#### TASK DIRECTIONS:
Count up the lines in the following listing that hold the word "机器型号", then give only that count.

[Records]
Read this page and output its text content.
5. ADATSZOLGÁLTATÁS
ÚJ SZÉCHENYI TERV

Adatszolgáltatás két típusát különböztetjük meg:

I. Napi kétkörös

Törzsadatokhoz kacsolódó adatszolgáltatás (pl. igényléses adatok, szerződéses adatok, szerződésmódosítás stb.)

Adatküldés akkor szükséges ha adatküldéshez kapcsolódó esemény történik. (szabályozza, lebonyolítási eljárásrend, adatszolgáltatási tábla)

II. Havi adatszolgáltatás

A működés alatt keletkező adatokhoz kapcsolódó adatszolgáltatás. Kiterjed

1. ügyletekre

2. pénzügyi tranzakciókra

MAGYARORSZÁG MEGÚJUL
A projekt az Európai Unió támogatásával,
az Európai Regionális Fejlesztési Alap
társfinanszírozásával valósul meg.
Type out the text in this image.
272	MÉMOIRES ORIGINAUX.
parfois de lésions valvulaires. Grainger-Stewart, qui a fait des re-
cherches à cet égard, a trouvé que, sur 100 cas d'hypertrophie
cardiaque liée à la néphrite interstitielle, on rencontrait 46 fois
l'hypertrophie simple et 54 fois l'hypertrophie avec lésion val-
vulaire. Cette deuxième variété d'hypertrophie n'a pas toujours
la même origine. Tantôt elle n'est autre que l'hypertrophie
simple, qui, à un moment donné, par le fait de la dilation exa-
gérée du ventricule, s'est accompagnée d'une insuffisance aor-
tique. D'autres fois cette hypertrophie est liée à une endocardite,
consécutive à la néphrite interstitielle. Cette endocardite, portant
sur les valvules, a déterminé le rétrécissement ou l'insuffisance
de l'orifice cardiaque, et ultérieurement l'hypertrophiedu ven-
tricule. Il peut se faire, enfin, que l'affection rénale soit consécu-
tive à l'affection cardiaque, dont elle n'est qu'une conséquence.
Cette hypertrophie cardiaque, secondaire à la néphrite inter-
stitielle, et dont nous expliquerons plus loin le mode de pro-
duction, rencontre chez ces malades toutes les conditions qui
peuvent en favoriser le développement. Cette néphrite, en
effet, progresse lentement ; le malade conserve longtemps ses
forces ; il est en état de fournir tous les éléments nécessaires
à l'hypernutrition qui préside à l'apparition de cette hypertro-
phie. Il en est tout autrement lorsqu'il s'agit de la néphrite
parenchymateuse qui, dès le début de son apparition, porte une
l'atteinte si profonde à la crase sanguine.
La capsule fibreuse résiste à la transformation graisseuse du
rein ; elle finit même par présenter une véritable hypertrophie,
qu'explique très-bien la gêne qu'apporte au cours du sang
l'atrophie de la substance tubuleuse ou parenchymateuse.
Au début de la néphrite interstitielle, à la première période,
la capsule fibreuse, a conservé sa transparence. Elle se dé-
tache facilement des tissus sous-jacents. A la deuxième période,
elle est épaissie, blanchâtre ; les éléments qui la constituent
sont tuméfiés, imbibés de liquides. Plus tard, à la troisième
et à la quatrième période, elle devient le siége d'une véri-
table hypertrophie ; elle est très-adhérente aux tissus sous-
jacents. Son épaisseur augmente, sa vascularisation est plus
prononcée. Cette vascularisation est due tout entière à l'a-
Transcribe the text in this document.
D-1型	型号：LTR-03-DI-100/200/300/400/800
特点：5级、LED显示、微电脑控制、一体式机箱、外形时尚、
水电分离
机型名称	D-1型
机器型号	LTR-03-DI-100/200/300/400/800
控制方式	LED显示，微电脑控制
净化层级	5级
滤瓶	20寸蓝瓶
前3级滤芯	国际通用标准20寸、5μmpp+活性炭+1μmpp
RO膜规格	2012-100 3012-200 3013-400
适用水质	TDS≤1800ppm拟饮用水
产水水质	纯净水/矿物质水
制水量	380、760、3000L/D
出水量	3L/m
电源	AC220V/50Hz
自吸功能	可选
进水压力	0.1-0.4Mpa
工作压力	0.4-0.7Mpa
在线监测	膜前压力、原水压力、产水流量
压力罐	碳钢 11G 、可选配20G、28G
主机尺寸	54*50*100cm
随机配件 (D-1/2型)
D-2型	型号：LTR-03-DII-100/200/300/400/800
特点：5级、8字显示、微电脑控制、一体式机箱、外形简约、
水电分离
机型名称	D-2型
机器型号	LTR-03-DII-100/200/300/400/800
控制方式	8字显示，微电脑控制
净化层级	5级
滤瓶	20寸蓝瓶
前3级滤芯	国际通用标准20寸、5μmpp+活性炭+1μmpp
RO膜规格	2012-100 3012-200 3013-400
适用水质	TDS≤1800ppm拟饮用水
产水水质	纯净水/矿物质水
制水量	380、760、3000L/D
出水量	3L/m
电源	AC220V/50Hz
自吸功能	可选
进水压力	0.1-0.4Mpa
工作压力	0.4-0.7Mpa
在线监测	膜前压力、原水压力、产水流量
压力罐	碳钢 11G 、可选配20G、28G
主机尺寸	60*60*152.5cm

#### THE OUTPUT:
2